» **INFORMATION SUPPLIED**
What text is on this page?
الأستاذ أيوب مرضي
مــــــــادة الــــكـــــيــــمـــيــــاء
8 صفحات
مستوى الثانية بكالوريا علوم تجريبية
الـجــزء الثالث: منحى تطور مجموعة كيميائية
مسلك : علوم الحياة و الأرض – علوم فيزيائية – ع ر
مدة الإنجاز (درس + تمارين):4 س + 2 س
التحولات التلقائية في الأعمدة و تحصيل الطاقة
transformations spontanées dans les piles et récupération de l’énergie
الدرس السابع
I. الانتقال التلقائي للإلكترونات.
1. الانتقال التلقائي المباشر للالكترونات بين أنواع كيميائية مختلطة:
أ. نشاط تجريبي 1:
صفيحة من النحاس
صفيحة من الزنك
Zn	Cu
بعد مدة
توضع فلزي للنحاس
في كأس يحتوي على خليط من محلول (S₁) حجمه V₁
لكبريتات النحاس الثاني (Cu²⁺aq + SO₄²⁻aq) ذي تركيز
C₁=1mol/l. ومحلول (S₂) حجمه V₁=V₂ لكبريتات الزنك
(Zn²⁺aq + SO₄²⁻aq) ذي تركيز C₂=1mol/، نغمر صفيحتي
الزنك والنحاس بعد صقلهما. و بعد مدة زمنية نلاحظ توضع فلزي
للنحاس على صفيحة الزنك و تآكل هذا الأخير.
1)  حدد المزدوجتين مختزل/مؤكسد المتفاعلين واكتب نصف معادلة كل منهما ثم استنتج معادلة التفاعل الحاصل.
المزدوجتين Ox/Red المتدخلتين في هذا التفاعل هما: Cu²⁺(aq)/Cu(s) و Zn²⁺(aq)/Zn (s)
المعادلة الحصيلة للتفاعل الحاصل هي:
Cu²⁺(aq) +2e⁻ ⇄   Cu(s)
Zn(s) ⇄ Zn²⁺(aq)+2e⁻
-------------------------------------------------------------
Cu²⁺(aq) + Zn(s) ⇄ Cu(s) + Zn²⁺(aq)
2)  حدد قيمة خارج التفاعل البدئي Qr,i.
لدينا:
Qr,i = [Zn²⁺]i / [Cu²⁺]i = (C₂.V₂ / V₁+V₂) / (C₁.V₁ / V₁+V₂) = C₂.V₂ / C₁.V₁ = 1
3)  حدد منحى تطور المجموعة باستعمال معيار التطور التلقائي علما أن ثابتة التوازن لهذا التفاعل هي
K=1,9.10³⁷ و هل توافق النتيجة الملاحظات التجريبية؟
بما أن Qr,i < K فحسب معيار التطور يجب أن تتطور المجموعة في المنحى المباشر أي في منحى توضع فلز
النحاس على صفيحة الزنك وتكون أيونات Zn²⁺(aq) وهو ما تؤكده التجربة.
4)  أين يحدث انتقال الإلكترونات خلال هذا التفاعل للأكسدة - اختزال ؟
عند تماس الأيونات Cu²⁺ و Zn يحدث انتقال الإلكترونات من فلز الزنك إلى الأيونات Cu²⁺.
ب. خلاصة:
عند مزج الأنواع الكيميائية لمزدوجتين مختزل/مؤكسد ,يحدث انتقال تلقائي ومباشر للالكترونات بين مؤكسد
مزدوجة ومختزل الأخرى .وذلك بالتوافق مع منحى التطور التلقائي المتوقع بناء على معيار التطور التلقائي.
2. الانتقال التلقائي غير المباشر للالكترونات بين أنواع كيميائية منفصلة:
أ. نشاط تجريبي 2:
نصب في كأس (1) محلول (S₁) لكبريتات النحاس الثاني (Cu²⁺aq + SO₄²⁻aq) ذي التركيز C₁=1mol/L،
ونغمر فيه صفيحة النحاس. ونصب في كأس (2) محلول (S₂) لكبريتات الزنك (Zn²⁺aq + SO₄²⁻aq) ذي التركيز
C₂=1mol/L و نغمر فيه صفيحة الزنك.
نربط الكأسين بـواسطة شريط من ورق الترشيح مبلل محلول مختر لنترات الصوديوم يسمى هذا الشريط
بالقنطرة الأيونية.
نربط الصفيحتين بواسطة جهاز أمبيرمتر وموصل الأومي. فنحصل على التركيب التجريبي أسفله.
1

» **WORK TO BE COMPLETED**
Look through the material above. Copy each line where the word "منحى" appears.

» **ANSWER TO THE EXERCISE**
الـجــزء الثالث: منحى تطور مجموعة كيميائية
3)  حدد منحى تطور المجموعة باستعمال معيار التطور التلقائي علما أن ثابتة التوازن لهذا التفاعل هي
بما أن Qr,i < K فحسب معيار التطور يجب أن تتطور المجموعة في المنحى المباشر أي في منحى توضع فلز
مزدوجة ومختزل الأخرى .وذلك بالتوافق مع منحى التطور التلقائي المتوقع بناء على معيار التطور التلقائي.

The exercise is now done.